• EXCERPTED TEXT
Is this anywhere near a perfect film? Fuck no. I think corporate superhero “IP” (guh that phrase) adaptations at this point have a central problem of cannibalizing more original movies for new material, and this isn’t far off from that (even if it’s far better at mashing up its influences and ideas because, well, that’s what Batman is: a mashup of Sherlock Holmes and various other pulp heroes of the 19th and early 20th century, along with silent movie villains and Da Vinci’s wing design).

• DATA FOR THIS EXERCISE
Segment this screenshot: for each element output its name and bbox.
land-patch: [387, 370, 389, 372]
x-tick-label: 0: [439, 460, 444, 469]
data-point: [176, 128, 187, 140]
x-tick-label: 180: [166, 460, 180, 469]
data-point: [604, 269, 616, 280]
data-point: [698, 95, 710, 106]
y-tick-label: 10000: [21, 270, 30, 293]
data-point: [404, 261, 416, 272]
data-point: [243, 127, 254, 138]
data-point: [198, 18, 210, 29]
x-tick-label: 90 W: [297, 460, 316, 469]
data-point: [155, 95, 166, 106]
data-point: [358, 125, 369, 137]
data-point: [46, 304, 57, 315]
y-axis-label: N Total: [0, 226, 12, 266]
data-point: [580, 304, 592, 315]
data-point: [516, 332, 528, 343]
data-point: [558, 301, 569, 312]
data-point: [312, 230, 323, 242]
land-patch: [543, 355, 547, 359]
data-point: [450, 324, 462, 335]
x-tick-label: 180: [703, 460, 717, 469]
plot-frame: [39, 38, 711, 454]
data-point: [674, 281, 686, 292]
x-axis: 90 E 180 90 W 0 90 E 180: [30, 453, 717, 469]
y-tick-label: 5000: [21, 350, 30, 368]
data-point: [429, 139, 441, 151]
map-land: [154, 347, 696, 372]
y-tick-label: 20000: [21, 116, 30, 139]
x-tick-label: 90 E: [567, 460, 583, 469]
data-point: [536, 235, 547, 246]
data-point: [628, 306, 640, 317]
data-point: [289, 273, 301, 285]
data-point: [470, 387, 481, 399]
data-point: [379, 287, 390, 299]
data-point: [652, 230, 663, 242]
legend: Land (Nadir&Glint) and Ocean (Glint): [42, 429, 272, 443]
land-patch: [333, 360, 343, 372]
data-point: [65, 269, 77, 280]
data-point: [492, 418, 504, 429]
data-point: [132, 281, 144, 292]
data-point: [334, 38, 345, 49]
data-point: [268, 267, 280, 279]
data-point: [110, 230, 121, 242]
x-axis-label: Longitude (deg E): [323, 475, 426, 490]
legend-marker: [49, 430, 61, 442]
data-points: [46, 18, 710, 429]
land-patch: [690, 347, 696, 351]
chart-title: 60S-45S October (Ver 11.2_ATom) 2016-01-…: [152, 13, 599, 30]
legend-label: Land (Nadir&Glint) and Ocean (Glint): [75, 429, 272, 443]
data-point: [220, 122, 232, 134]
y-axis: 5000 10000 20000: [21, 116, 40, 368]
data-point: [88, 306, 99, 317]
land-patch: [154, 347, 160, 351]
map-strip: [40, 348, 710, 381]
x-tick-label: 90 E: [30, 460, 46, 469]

• SHORT EXERCISE A
Set down the records word for word, covering everything from the first line of the records down to the line that contains "data-point: [674, 281, 686, 292]", with both of those lines included.
• SHORT EXERCISE B
Take the passage about the Batman film review further, picking up right after its final sentence.

• EXPECTED ANSWER A
Segment this screenshot: for each element output its name and bbox.
land-patch: [387, 370, 389, 372]
x-tick-label: 0: [439, 460, 444, 469]
data-point: [176, 128, 187, 140]
x-tick-label: 180: [166, 460, 180, 469]
data-point: [604, 269, 616, 280]
data-point: [698, 95, 710, 106]
y-tick-label: 10000: [21, 270, 30, 293]
data-point: [404, 261, 416, 272]
data-point: [243, 127, 254, 138]
data-point: [198, 18, 210, 29]
x-tick-label: 90 W: [297, 460, 316, 469]
data-point: [155, 95, 166, 106]
data-point: [358, 125, 369, 137]
data-point: [46, 304, 57, 315]
y-axis-label: N Total: [0, 226, 12, 266]
data-point: [580, 304, 592, 315]
data-point: [516, 332, 528, 343]
data-point: [558, 301, 569, 312]
data-point: [312, 230, 323, 242]
land-patch: [543, 355, 547, 359]
data-point: [450, 324, 462, 335]
x-tick-label: 180: [703, 460, 717, 469]
plot-frame: [39, 38, 711, 454]
data-point: [674, 281, 686, 292]

• EXPECTED ANSWER B
But this is also the first superhero movie in years to comprehend that to put on a mask and take on another name, to use blunt violence to create action (of course condemned by the law and in polite society), means becoming something else. Pattinson plays Bruce Wayne/Batman with Cronenbergian logic: when he’s in the suit, he has transformed, except by the Year Two of the movie, he’s just full Brundlefly now.There was some critique of Pattinson’s performance out of the Batsuit as not being different enough from the super, but he actually does change up his body language as Bruce Wayne. He’s stiffer somehow, robbed of his usual surveillance and the costume that clearly frees up the rage inside him, but he also doesn’t have much interest in even pretending to be this other not-Batman guy anymore.
The other smart thing this movie does is openly scoff at the notion in Dark Knight Rises that Bruce could ever walk away from Batman. Fuck no. He can’t stop and he won’t, ever. (Batman Beyond and Dark Knight Returns at least give plausible reasons for why he’d retire beyond emotional growth. 70 year fictional icons don’t need to stop. They’re goddamn icons.)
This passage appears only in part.